EXERCISE GOAL ▸ Say only how many lines contain the word "England".

[Chart and figure data]
-- Start --
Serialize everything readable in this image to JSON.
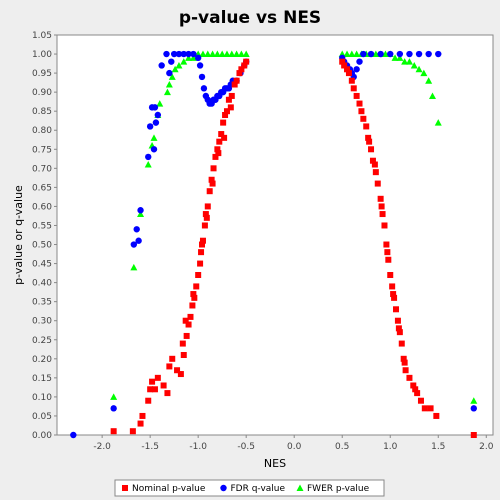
{
  "chart_data": {
    "type": "scatter",
    "title": "p-value vs NES",
    "xlabel": "NES",
    "ylabel": "p-value or q-value",
    "xlim": [
      -2.47,
      2.07
    ],
    "ylim": [
      0.0,
      1.05
    ],
    "x_ticks": [
      -2.0,
      -1.5,
      -1.0,
      -0.5,
      0.0,
      0.5,
      1.0,
      1.5,
      2.0
    ],
    "x_tick_labels": [
      "-2.0",
      "-1.5",
      "-1.0",
      "-0.5",
      "0.0",
      "0.5",
      "1.0",
      "1.5",
      "2.0"
    ],
    "y_ticks": [
      0.0,
      0.05,
      0.1,
      0.15,
      0.2,
      0.25,
      0.3,
      0.35,
      0.4,
      0.45,
      0.5,
      0.55,
      0.6,
      0.65,
      0.7,
      0.75,
      0.8,
      0.85,
      0.9,
      0.95,
      1.0,
      1.05
    ],
    "y_tick_labels": [
      "0.00",
      "0.05",
      "0.10",
      "0.15",
      "0.20",
      "0.25",
      "0.30",
      "0.35",
      "0.40",
      "0.45",
      "0.50",
      "0.55",
      "0.60",
      "0.65",
      "0.70",
      "0.75",
      "0.80",
      "0.85",
      "0.90",
      "0.95",
      "1.00",
      "1.05"
    ],
    "grid": false,
    "legend_position": "bottom",
    "series": [
      {
        "name": "Nominal p-value",
        "color": "#ff0000",
        "marker": "square",
        "points": [
          [
            -1.88,
            0.01
          ],
          [
            -1.68,
            0.01
          ],
          [
            -1.6,
            0.03
          ],
          [
            -1.58,
            0.05
          ],
          [
            -1.52,
            0.09
          ],
          [
            -1.5,
            0.12
          ],
          [
            -1.48,
            0.14
          ],
          [
            -1.45,
            0.12
          ],
          [
            -1.42,
            0.15
          ],
          [
            -1.36,
            0.13
          ],
          [
            -1.32,
            0.11
          ],
          [
            -1.3,
            0.18
          ],
          [
            -1.27,
            0.2
          ],
          [
            -1.22,
            0.17
          ],
          [
            -1.18,
            0.16
          ],
          [
            -1.15,
            0.21
          ],
          [
            -1.12,
            0.26
          ],
          [
            -1.1,
            0.29
          ],
          [
            -1.08,
            0.31
          ],
          [
            -1.06,
            0.34
          ],
          [
            -1.04,
            0.36
          ],
          [
            -1.02,
            0.39
          ],
          [
            -1.0,
            0.42
          ],
          [
            -0.98,
            0.45
          ],
          [
            -0.97,
            0.48
          ],
          [
            -0.95,
            0.51
          ],
          [
            -0.93,
            0.55
          ],
          [
            -0.92,
            0.58
          ],
          [
            -0.9,
            0.6
          ],
          [
            -0.88,
            0.64
          ],
          [
            -0.86,
            0.67
          ],
          [
            -0.84,
            0.7
          ],
          [
            -0.82,
            0.73
          ],
          [
            -0.8,
            0.75
          ],
          [
            -0.78,
            0.77
          ],
          [
            -0.76,
            0.79
          ],
          [
            -0.74,
            0.82
          ],
          [
            -0.72,
            0.84
          ],
          [
            -0.7,
            0.85
          ],
          [
            -0.68,
            0.88
          ],
          [
            -0.65,
            0.89
          ],
          [
            -0.62,
            0.92
          ],
          [
            -0.6,
            0.93
          ],
          [
            -0.57,
            0.95
          ],
          [
            -0.55,
            0.96
          ],
          [
            -0.52,
            0.97
          ],
          [
            -0.5,
            0.98
          ],
          [
            -1.16,
            0.24
          ],
          [
            -1.13,
            0.3
          ],
          [
            -1.05,
            0.37
          ],
          [
            -0.96,
            0.5
          ],
          [
            -0.91,
            0.57
          ],
          [
            -0.85,
            0.66
          ],
          [
            -0.79,
            0.74
          ],
          [
            -0.73,
            0.78
          ],
          [
            -0.66,
            0.86
          ],
          [
            0.5,
            0.98
          ],
          [
            0.52,
            0.97
          ],
          [
            0.55,
            0.96
          ],
          [
            0.57,
            0.95
          ],
          [
            0.6,
            0.93
          ],
          [
            0.62,
            0.91
          ],
          [
            0.65,
            0.89
          ],
          [
            0.68,
            0.87
          ],
          [
            0.7,
            0.85
          ],
          [
            0.72,
            0.83
          ],
          [
            0.75,
            0.81
          ],
          [
            0.77,
            0.78
          ],
          [
            0.8,
            0.75
          ],
          [
            0.82,
            0.72
          ],
          [
            0.85,
            0.69
          ],
          [
            0.87,
            0.66
          ],
          [
            0.9,
            0.62
          ],
          [
            0.92,
            0.58
          ],
          [
            0.94,
            0.55
          ],
          [
            0.96,
            0.5
          ],
          [
            0.98,
            0.46
          ],
          [
            1.0,
            0.42
          ],
          [
            1.02,
            0.39
          ],
          [
            1.04,
            0.36
          ],
          [
            1.06,
            0.33
          ],
          [
            1.08,
            0.3
          ],
          [
            1.1,
            0.27
          ],
          [
            1.12,
            0.24
          ],
          [
            1.14,
            0.2
          ],
          [
            1.16,
            0.17
          ],
          [
            1.2,
            0.15
          ],
          [
            1.24,
            0.13
          ],
          [
            1.28,
            0.11
          ],
          [
            1.32,
            0.09
          ],
          [
            1.36,
            0.07
          ],
          [
            1.42,
            0.07
          ],
          [
            1.48,
            0.05
          ],
          [
            1.87,
            0.0
          ],
          [
            0.78,
            0.77
          ],
          [
            0.84,
            0.71
          ],
          [
            0.91,
            0.6
          ],
          [
            0.97,
            0.48
          ],
          [
            1.03,
            0.37
          ],
          [
            1.09,
            0.28
          ],
          [
            1.15,
            0.19
          ],
          [
            1.26,
            0.12
          ]
        ]
      },
      {
        "name": "FDR q-value",
        "color": "#0000ff",
        "marker": "circle",
        "points": [
          [
            -2.3,
            0.0
          ],
          [
            -1.88,
            0.07
          ],
          [
            -1.67,
            0.5
          ],
          [
            -1.62,
            0.51
          ],
          [
            -1.6,
            0.59
          ],
          [
            -1.64,
            0.54
          ],
          [
            -1.52,
            0.73
          ],
          [
            -1.5,
            0.81
          ],
          [
            -1.48,
            0.86
          ],
          [
            -1.46,
            0.75
          ],
          [
            -1.44,
            0.82
          ],
          [
            -1.42,
            0.84
          ],
          [
            -1.45,
            0.86
          ],
          [
            -1.38,
            0.97
          ],
          [
            -1.33,
            1.0
          ],
          [
            -1.3,
            0.95
          ],
          [
            -1.28,
            0.98
          ],
          [
            -1.25,
            1.0
          ],
          [
            -1.2,
            1.0
          ],
          [
            -1.15,
            1.0
          ],
          [
            -1.1,
            1.0
          ],
          [
            -1.05,
            1.0
          ],
          [
            -1.0,
            0.99
          ],
          [
            -0.98,
            0.97
          ],
          [
            -0.96,
            0.94
          ],
          [
            -0.94,
            0.91
          ],
          [
            -0.92,
            0.89
          ],
          [
            -0.9,
            0.88
          ],
          [
            -0.88,
            0.87
          ],
          [
            -0.86,
            0.87
          ],
          [
            -0.84,
            0.88
          ],
          [
            -0.82,
            0.88
          ],
          [
            -0.8,
            0.89
          ],
          [
            -0.78,
            0.89
          ],
          [
            -0.76,
            0.9
          ],
          [
            -0.74,
            0.9
          ],
          [
            -0.72,
            0.91
          ],
          [
            -0.7,
            0.91
          ],
          [
            -0.68,
            0.91
          ],
          [
            -0.66,
            0.92
          ],
          [
            -0.64,
            0.93
          ],
          [
            -0.6,
            0.93
          ],
          [
            -0.56,
            0.95
          ],
          [
            -0.52,
            0.97
          ],
          [
            -0.5,
            0.98
          ],
          [
            0.5,
            0.99
          ],
          [
            0.52,
            0.98
          ],
          [
            0.55,
            0.97
          ],
          [
            0.58,
            0.96
          ],
          [
            0.6,
            0.95
          ],
          [
            0.62,
            0.94
          ],
          [
            0.65,
            0.96
          ],
          [
            0.68,
            0.98
          ],
          [
            0.72,
            1.0
          ],
          [
            0.8,
            1.0
          ],
          [
            0.9,
            1.0
          ],
          [
            1.0,
            1.0
          ],
          [
            1.1,
            1.0
          ],
          [
            1.2,
            1.0
          ],
          [
            1.3,
            1.0
          ],
          [
            1.4,
            1.0
          ],
          [
            1.5,
            1.0
          ],
          [
            1.87,
            0.07
          ]
        ]
      },
      {
        "name": "FWER p-value",
        "color": "#00ff00",
        "marker": "triangle",
        "points": [
          [
            -1.88,
            0.1
          ],
          [
            -1.67,
            0.44
          ],
          [
            -1.6,
            0.58
          ],
          [
            -1.52,
            0.71
          ],
          [
            -1.48,
            0.76
          ],
          [
            -1.46,
            0.78
          ],
          [
            -1.42,
            0.84
          ],
          [
            -1.4,
            0.87
          ],
          [
            -1.32,
            0.9
          ],
          [
            -1.3,
            0.92
          ],
          [
            -1.27,
            0.94
          ],
          [
            -1.24,
            0.96
          ],
          [
            -1.2,
            0.97
          ],
          [
            -1.15,
            0.98
          ],
          [
            -1.1,
            0.99
          ],
          [
            -1.05,
            0.99
          ],
          [
            -1.0,
            1.0
          ],
          [
            -0.95,
            1.0
          ],
          [
            -0.9,
            1.0
          ],
          [
            -0.85,
            1.0
          ],
          [
            -0.8,
            1.0
          ],
          [
            -0.75,
            1.0
          ],
          [
            -0.7,
            1.0
          ],
          [
            -0.65,
            1.0
          ],
          [
            -0.6,
            1.0
          ],
          [
            -0.55,
            1.0
          ],
          [
            -0.5,
            1.0
          ],
          [
            0.5,
            1.0
          ],
          [
            0.55,
            1.0
          ],
          [
            0.6,
            1.0
          ],
          [
            0.65,
            1.0
          ],
          [
            0.7,
            1.0
          ],
          [
            0.75,
            1.0
          ],
          [
            0.8,
            1.0
          ],
          [
            0.85,
            1.0
          ],
          [
            0.9,
            1.0
          ],
          [
            0.95,
            1.0
          ],
          [
            1.0,
            1.0
          ],
          [
            1.05,
            0.99
          ],
          [
            1.1,
            0.99
          ],
          [
            1.15,
            0.98
          ],
          [
            1.2,
            0.98
          ],
          [
            1.25,
            0.97
          ],
          [
            1.3,
            0.96
          ],
          [
            1.35,
            0.95
          ],
          [
            1.4,
            0.93
          ],
          [
            1.44,
            0.89
          ],
          [
            1.5,
            0.82
          ],
          [
            1.87,
            0.09
          ]
        ]
      }
    ]
  }
}
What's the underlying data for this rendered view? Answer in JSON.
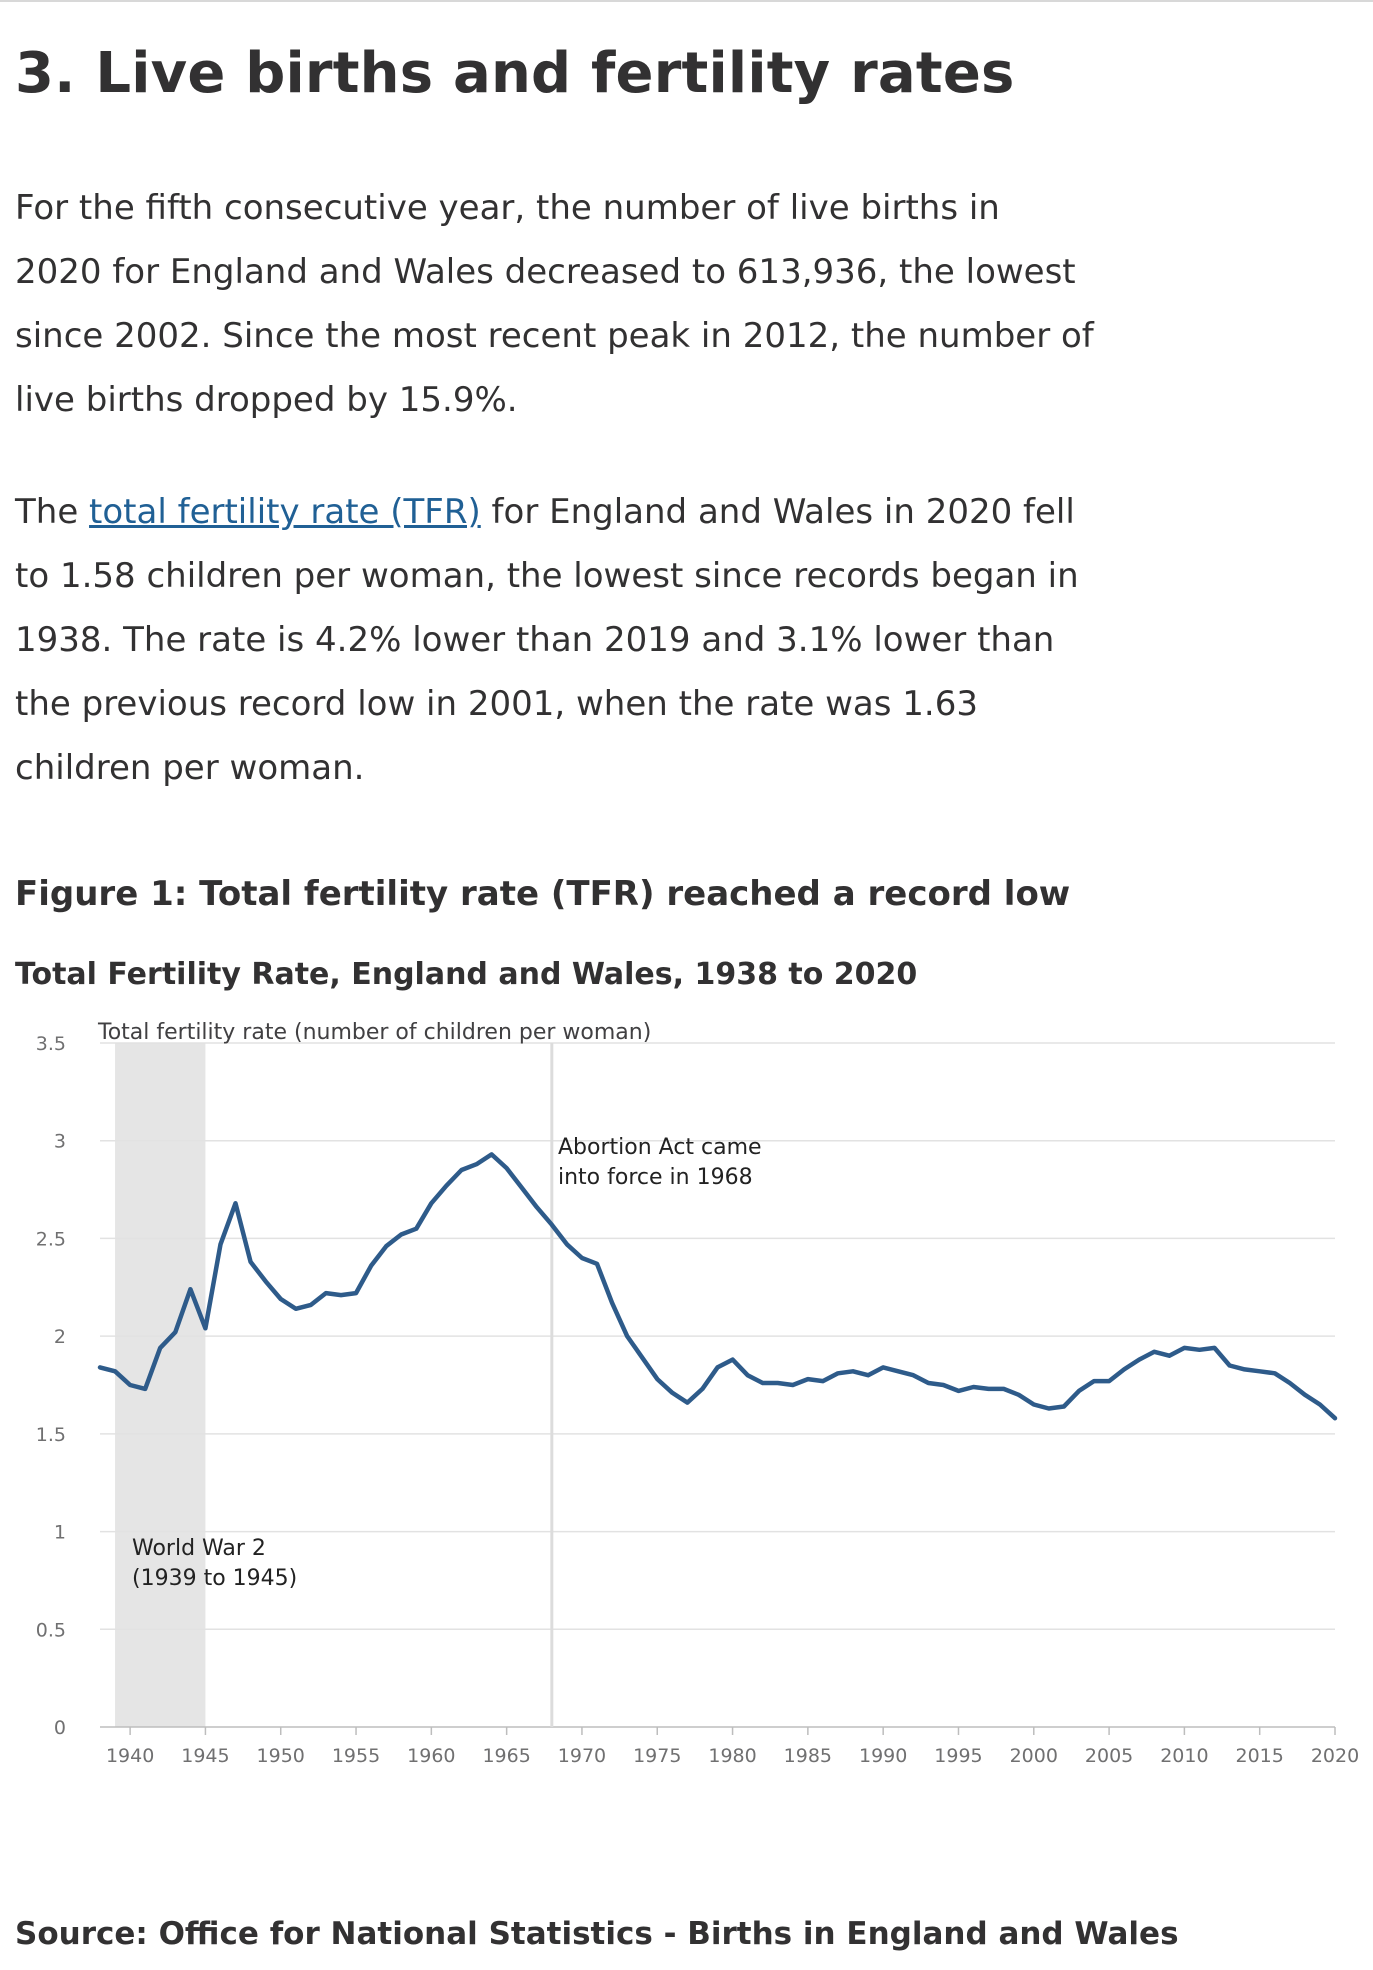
{
  "page": {
    "heading": "3.  Live births and fertility rates",
    "paragraph1": "For the fifth consecutive year, the number of live births in 2020 for England and Wales decreased to 613,936, the lowest since 2002. Since the most recent peak in 2012, the number of live births dropped by 15.9%.",
    "paragraph2": {
      "before": "The ",
      "link": "total fertility rate (TFR)",
      "after": " for England and Wales in 2020 fell to 1.58 children per woman, the lowest since records began in 1938. The rate is 4.2% lower than 2019 and 3.1% lower than the previous record low in 2001, when the rate was 1.63 children per woman."
    },
    "figure_title": "Figure 1: Total fertility rate (TFR) reached a record low",
    "source": "Source: Office for National Statistics - Births in England and Wales"
  },
  "colors": {
    "line": "#2e5b8a",
    "shade": "#e5e5e5",
    "gridline": "#e2e2e2",
    "marker": "#dcdcdc"
  },
  "chart_data": {
    "type": "line",
    "title": "Total Fertility Rate, England and Wales, 1938 to 2020",
    "ylabel": "Total fertility rate (number of children per woman)",
    "xlabel": "",
    "xlim": [
      1938,
      2020
    ],
    "ylim": [
      0,
      3.5
    ],
    "grid": true,
    "x_ticks": [
      1940,
      1945,
      1950,
      1955,
      1960,
      1965,
      1970,
      1975,
      1980,
      1985,
      1990,
      1995,
      2000,
      2005,
      2010,
      2015,
      2020
    ],
    "y_ticks": [
      0,
      0.5,
      1,
      1.5,
      2,
      2.5,
      3,
      3.5
    ],
    "shaded_period": {
      "start": 1939,
      "end": 1945,
      "label_line1": "World War 2",
      "label_line2": "(1939 to 1945)"
    },
    "marker": {
      "year": 1968,
      "label_line1": "Abortion Act came",
      "label_line2": "into force in 1968"
    },
    "series": [
      {
        "x": [
          1938,
          1939,
          1940,
          1941,
          1942,
          1943,
          1944,
          1945,
          1946,
          1947,
          1948,
          1949,
          1950,
          1951,
          1952,
          1953,
          1954,
          1955,
          1956,
          1957,
          1958,
          1959,
          1960,
          1961,
          1962,
          1963,
          1964,
          1965,
          1966,
          1967,
          1968,
          1969,
          1970,
          1971,
          1972,
          1973,
          1974,
          1975,
          1976,
          1977,
          1978,
          1979,
          1980,
          1981,
          1982,
          1983,
          1984,
          1985,
          1986,
          1987,
          1988,
          1989,
          1990,
          1991,
          1992,
          1993,
          1994,
          1995,
          1996,
          1997,
          1998,
          1999,
          2000,
          2001,
          2002,
          2003,
          2004,
          2005,
          2006,
          2007,
          2008,
          2009,
          2010,
          2011,
          2012,
          2013,
          2014,
          2015,
          2016,
          2017,
          2018,
          2019,
          2020
        ],
        "values": [
          1.84,
          1.82,
          1.75,
          1.73,
          1.94,
          2.02,
          2.24,
          2.04,
          2.47,
          2.68,
          2.38,
          2.28,
          2.19,
          2.14,
          2.16,
          2.22,
          2.21,
          2.22,
          2.36,
          2.46,
          2.52,
          2.55,
          2.68,
          2.77,
          2.85,
          2.88,
          2.93,
          2.86,
          2.76,
          2.66,
          2.57,
          2.47,
          2.4,
          2.37,
          2.17,
          2.0,
          1.89,
          1.78,
          1.71,
          1.66,
          1.73,
          1.84,
          1.88,
          1.8,
          1.76,
          1.76,
          1.75,
          1.78,
          1.77,
          1.81,
          1.82,
          1.8,
          1.84,
          1.82,
          1.8,
          1.76,
          1.75,
          1.72,
          1.74,
          1.73,
          1.73,
          1.7,
          1.65,
          1.63,
          1.64,
          1.72,
          1.77,
          1.77,
          1.83,
          1.88,
          1.92,
          1.9,
          1.94,
          1.93,
          1.94,
          1.85,
          1.83,
          1.82,
          1.81,
          1.76,
          1.7,
          1.65,
          1.58
        ]
      }
    ]
  }
}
-- End --
COMPLETE ANSWER ▸ 4